Challenge:
Filter the listing below, copying every line in which the word "cdot" appears.

===== Supplied data =====

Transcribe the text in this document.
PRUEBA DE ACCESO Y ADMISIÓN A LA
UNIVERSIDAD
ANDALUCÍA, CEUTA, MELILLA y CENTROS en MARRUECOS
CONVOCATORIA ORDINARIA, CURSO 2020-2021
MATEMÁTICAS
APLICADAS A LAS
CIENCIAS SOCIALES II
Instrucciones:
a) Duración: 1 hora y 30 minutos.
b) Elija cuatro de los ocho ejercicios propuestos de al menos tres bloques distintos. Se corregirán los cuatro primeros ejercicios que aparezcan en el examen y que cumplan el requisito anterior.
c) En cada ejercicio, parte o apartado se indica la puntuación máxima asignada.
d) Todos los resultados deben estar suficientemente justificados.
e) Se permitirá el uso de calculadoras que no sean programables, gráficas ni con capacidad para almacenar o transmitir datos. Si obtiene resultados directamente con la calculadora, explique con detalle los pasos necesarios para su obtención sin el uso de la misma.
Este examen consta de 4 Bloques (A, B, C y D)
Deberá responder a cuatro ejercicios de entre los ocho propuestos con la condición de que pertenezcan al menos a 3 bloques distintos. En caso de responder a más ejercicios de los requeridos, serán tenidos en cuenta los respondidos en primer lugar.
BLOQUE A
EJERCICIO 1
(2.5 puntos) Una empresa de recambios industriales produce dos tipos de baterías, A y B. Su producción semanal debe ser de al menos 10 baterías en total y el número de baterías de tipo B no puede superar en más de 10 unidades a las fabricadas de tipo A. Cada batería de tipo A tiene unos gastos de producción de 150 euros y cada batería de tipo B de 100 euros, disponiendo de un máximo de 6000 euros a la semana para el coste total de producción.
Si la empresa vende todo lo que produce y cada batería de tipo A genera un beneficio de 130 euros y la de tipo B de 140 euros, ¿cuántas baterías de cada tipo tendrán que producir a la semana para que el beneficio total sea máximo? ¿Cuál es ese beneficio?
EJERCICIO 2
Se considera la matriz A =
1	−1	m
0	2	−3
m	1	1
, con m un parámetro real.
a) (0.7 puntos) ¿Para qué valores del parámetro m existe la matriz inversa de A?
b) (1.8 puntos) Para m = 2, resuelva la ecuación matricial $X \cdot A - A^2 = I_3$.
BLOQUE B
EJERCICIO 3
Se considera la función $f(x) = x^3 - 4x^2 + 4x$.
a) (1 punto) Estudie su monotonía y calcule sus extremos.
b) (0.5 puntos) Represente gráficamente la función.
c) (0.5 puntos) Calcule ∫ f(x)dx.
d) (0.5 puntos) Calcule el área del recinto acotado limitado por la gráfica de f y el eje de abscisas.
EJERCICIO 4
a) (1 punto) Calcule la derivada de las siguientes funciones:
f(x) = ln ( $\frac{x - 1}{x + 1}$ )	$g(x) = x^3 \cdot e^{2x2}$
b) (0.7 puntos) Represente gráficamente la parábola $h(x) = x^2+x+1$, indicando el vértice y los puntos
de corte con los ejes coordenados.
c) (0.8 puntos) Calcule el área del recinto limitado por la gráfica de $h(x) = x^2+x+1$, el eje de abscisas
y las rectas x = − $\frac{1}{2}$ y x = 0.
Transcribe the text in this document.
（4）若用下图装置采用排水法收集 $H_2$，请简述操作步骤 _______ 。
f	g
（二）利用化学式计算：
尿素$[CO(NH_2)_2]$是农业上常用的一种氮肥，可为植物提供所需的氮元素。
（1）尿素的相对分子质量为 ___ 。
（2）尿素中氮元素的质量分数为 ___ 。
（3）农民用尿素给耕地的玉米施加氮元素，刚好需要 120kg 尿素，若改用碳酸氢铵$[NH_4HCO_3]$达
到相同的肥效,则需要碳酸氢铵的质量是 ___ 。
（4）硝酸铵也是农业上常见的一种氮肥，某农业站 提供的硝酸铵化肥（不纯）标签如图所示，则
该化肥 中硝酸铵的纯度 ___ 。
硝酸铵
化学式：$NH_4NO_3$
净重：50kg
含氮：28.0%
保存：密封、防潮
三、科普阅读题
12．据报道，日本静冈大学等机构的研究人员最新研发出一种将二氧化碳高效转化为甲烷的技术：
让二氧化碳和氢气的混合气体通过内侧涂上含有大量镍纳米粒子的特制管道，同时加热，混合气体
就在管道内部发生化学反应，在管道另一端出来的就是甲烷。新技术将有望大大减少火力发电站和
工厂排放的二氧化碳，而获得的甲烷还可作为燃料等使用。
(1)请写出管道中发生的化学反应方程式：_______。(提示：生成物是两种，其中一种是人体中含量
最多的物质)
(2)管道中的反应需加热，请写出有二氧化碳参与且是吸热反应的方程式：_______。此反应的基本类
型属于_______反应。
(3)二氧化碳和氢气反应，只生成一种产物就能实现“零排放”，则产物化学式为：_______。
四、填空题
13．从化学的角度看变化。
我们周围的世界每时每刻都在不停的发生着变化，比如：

=====

Response to this task:
b) (1.8 puntos) Para m = 2, resuelva la ecuación matricial $X \cdot A - A^2 = I_3$.
f(x) = ln ( $\frac{x - 1}{x + 1}$ )	$g(x) = x^3 \cdot e^{2x2}$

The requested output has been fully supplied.